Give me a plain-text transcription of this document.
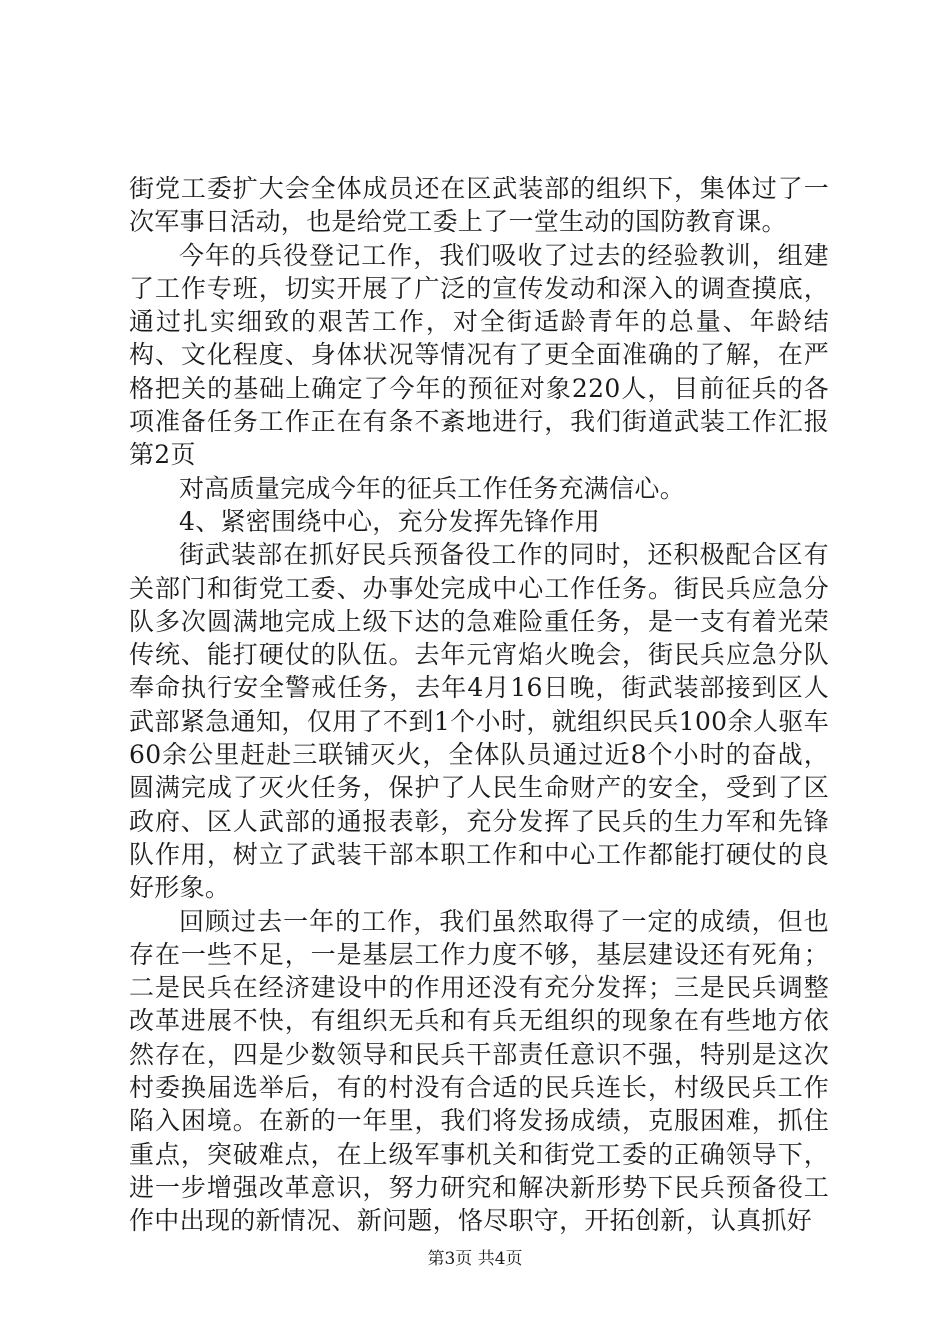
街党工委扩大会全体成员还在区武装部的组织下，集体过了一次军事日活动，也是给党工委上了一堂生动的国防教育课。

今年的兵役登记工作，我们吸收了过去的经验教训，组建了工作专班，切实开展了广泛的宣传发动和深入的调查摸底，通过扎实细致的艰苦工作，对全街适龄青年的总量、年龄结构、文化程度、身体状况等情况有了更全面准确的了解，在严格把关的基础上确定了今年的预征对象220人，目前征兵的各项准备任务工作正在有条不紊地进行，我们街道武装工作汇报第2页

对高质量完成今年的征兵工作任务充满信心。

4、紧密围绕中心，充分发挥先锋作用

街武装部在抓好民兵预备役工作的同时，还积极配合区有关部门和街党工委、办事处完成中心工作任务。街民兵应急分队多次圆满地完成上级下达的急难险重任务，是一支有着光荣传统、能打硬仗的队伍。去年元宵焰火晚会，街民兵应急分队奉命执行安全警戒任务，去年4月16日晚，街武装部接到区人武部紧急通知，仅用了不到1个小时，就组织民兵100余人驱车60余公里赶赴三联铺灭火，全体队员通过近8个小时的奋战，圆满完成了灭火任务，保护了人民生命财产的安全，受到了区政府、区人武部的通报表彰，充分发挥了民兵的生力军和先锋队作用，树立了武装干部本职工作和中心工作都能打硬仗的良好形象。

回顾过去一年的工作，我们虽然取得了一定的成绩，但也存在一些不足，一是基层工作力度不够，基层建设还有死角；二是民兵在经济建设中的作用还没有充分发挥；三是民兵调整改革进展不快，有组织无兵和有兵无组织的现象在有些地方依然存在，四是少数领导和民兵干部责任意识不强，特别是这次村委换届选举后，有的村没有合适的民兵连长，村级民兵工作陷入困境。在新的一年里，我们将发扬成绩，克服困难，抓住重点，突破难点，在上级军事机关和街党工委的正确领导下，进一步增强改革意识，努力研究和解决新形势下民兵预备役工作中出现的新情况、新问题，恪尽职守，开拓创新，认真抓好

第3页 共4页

----------

Produce an exact copy of each line of data, skipping embedded images.

Give me a plain-text transcription of this document.
街党工委扩大会全体成员还在区武装部的组织下，集体过了一次军事日活动，也是给党工委上了一堂生动的国防教育课。

今年的兵役登记工作，我们吸收了过去的经验教训，组建了工作专班，切实开展了广泛的宣传发动和深入的调查摸底，通过扎实细致的艰苦工作，对全街适龄青年的总量、年龄结构、文化程度、身体状况等情况有了更全面准确的了解，在严格把关的基础上确定了今年的预征对象220人，目前征兵的各项准备任务工作正在有条不紊地进行，我们街道武装工作汇报第2页

对高质量完成今年的征兵工作任务充满信心。

4、紧密围绕中心，充分发挥先锋作用

街武装部在抓好民兵预备役工作的同时，还积极配合区有关部门和街党工委、办事处完成中心工作任务。街民兵应急分队多次圆满地完成上级下达的急难险重任务，是一支有着光荣传统、能打硬仗的队伍。去年元宵焰火晚会，街民兵应急分队奉命执行安全警戒任务，去年4月16日晚，街武装部接到区人武部紧急通知，仅用了不到1个小时，就组织民兵100余人驱车60余公里赶赴三联铺灭火，全体队员通过近8个小时的奋战，圆满完成了灭火任务，保护了人民生命财产的安全，受到了区政府、区人武部的通报表彰，充分发挥了民兵的生力军和先锋队作用，树立了武装干部本职工作和中心工作都能打硬仗的良好形象。

回顾过去一年的工作，我们虽然取得了一定的成绩，但也存在一些不足，一是基层工作力度不够，基层建设还有死角；二是民兵在经济建设中的作用还没有充分发挥；三是民兵调整改革进展不快，有组织无兵和有兵无组织的现象在有些地方依然存在，四是少数领导和民兵干部责任意识不强，特别是这次村委换届选举后，有的村没有合适的民兵连长，村级民兵工作陷入困境。在新的一年里，我们将发扬成绩，克服困难，抓住重点，突破难点，在上级军事机关和街党工委的正确领导下，进一步增强改革意识，努力研究和解决新形势下民兵预备役工作中出现的新情况、新问题，恪尽职守，开拓创新，认真抓好

第3页 共4页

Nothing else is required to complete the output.